[Short task]
Reproduce all of the records exactly.

[Material]
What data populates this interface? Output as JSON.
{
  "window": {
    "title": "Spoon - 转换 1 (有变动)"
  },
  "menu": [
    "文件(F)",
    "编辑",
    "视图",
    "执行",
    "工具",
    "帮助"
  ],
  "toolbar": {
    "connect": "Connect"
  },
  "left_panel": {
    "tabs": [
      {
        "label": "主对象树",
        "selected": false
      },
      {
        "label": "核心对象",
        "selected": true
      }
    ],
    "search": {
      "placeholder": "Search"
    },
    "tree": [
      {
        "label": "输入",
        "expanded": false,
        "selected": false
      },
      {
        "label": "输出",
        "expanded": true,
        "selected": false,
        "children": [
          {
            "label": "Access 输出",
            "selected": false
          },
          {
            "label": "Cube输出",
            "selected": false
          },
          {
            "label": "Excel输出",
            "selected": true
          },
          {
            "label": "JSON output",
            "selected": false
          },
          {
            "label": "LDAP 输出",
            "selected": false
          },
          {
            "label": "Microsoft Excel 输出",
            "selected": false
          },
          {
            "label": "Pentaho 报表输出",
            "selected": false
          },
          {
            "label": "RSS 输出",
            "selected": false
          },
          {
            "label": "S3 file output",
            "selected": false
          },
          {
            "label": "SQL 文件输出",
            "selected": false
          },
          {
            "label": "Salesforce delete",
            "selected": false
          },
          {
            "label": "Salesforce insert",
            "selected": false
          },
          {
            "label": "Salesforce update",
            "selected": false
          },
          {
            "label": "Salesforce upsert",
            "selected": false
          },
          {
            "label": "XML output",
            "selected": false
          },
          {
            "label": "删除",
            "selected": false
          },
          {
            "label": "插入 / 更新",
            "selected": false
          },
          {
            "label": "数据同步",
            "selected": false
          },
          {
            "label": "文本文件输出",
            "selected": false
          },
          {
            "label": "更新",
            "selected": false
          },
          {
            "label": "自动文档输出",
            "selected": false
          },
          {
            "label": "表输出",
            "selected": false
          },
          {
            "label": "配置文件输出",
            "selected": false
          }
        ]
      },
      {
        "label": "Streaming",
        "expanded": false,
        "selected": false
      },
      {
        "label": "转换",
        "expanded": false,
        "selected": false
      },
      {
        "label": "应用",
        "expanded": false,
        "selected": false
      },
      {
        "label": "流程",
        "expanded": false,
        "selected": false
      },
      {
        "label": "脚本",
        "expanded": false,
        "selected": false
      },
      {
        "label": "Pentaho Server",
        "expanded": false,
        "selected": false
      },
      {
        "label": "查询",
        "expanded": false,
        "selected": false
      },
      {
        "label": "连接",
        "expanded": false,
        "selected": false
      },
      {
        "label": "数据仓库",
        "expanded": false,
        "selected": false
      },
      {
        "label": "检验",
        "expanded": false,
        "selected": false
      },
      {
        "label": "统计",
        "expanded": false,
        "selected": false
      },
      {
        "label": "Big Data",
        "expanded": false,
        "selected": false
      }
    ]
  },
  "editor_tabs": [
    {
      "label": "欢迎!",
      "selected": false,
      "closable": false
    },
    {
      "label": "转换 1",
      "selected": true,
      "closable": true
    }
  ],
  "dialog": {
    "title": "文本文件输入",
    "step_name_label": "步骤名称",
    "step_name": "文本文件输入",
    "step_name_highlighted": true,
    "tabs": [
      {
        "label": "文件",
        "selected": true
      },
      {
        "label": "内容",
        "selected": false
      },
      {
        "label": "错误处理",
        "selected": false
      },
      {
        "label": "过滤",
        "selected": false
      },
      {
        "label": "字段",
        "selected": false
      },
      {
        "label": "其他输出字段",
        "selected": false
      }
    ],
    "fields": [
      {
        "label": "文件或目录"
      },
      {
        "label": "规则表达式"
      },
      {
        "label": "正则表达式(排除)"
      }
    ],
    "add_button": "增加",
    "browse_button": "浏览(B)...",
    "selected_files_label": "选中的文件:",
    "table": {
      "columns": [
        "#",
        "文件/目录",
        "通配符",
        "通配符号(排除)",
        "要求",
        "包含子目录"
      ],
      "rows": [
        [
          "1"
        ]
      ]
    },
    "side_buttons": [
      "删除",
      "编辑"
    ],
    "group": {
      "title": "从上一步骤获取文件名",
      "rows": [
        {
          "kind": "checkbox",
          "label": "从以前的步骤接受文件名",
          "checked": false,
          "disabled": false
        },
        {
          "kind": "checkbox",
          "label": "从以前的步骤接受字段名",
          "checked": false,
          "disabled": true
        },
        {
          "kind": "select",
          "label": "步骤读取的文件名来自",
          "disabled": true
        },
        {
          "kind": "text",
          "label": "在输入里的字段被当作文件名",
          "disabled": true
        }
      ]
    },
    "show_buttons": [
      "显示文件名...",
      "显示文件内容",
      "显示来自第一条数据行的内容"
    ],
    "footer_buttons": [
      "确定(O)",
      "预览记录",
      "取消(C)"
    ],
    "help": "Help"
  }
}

[The answer]
What data populates this interface? Output as JSON.
{
  "window": {
    "title": "Spoon - 转换 1 (有变动)"
  },
  "menu": [
    "文件(F)",
    "编辑",
    "视图",
    "执行",
    "工具",
    "帮助"
  ],
  "toolbar": {
    "connect": "Connect"
  },
  "left_panel": {
    "tabs": [
      {
        "label": "主对象树",
        "selected": false
      },
      {
        "label": "核心对象",
        "selected": true
      }
    ],
    "search": {
      "placeholder": "Search"
    },
    "tree": [
      {
        "label": "输入",
        "expanded": false,
        "selected": false
      },
      {
        "label": "输出",
        "expanded": true,
        "selected": false,
        "children": [
          {
            "label": "Access 输出",
            "selected": false
          },
          {
            "label": "Cube输出",
            "selected": false
          },
          {
            "label": "Excel输出",
            "selected": true
          },
          {
            "label": "JSON output",
            "selected": false
          },
          {
            "label": "LDAP 输出",
            "selected": false
          },
          {
            "label": "Microsoft Excel 输出",
            "selected": false
          },
          {
            "label": "Pentaho 报表输出",
            "selected": false
          },
          {
            "label": "RSS 输出",
            "selected": false
          },
          {
            "label": "S3 file output",
            "selected": false
          },
          {
            "label": "SQL 文件输出",
            "selected": false
          },
          {
            "label": "Salesforce delete",
            "selected": false
          },
          {
            "label": "Salesforce insert",
            "selected": false
          },
          {
            "label": "Salesforce update",
            "selected": false
          },
          {
            "label": "Salesforce upsert",
            "selected": false
          },
          {
            "label": "XML output",
            "selected": false
          },
          {
            "label": "删除",
            "selected": false
          },
          {
            "label": "插入 / 更新",
            "selected": false
          },
          {
            "label": "数据同步",
            "selected": false
          },
          {
            "label": "文本文件输出",
            "selected": false
          },
          {
            "label": "更新",
            "selected": false
          },
          {
            "label": "自动文档输出",
            "selected": false
          },
          {
            "label": "表输出",
            "selected": false
          },
          {
            "label": "配置文件输出",
            "selected": false
          }
        ]
      },
      {
        "label": "Streaming",
        "expanded": false,
        "selected": false
      },
      {
        "label": "转换",
        "expanded": false,
        "selected": false
      },
      {
        "label": "应用",
        "expanded": false,
        "selected": false
      },
      {
        "label": "流程",
        "expanded": false,
        "selected": false
      },
      {
        "label": "脚本",
        "expanded": false,
        "selected": false
      },
      {
        "label": "Pentaho Server",
        "expanded": false,
        "selected": false
      },
      {
        "label": "查询",
        "expanded": false,
        "selected": false
      },
      {
        "label": "连接",
        "expanded": false,
        "selected": false
      },
      {
        "label": "数据仓库",
        "expanded": false,
        "selected": false
      },
      {
        "label": "检验",
        "expanded": false,
        "selected": false
      },
      {
        "label": "统计",
        "expanded": false,
        "selected": false
      },
      {
        "label": "Big Data",
        "expanded": false,
        "selected": false
      }
    ]
  },
  "editor_tabs": [
    {
      "label": "欢迎!",
      "selected": false,
      "closable": false
    },
    {
      "label": "转换 1",
      "selected": true,
      "closable": true
    }
  ],
  "dialog": {
    "title": "文本文件输入",
    "step_name_label": "步骤名称",
    "step_name": "文本文件输入",
    "step_name_highlighted": true,
    "tabs": [
      {
        "label": "文件",
        "selected": true
      },
      {
        "label": "内容",
        "selected": false
      },
      {
        "label": "错误处理",
        "selected": false
      },
      {
        "label": "过滤",
        "selected": false
      },
      {
        "label": "字段",
        "selected": false
      },
      {
        "label": "其他输出字段",
        "selected": false
      }
    ],
    "fields": [
      {
        "label": "文件或目录"
      },
      {
        "label": "规则表达式"
      },
      {
        "label": "正则表达式(排除)"
      }
    ],
    "add_button": "增加",
    "browse_button": "浏览(B)...",
    "selected_files_label": "选中的文件:",
    "table": {
      "columns": [
        "#",
        "文件/目录",
        "通配符",
        "通配符号(排除)",
        "要求",
        "包含子目录"
      ],
      "rows": [
        [
          "1"
        ]
      ]
    },
    "side_buttons": [
      "删除",
      "编辑"
    ],
    "group": {
      "title": "从上一步骤获取文件名",
      "rows": [
        {
          "kind": "checkbox",
          "label": "从以前的步骤接受文件名",
          "checked": false,
          "disabled": false
        },
        {
          "kind": "checkbox",
          "label": "从以前的步骤接受字段名",
          "checked": false,
          "disabled": true
        },
        {
          "kind": "select",
          "label": "步骤读取的文件名来自",
          "disabled": true
        },
        {
          "kind": "text",
          "label": "在输入里的字段被当作文件名",
          "disabled": true
        }
      ]
    },
    "show_buttons": [
      "显示文件名...",
      "显示文件内容",
      "显示来自第一条数据行的内容"
    ],
    "footer_buttons": [
      "确定(O)",
      "预览记录",
      "取消(C)"
    ],
    "help": "Help"
  }
}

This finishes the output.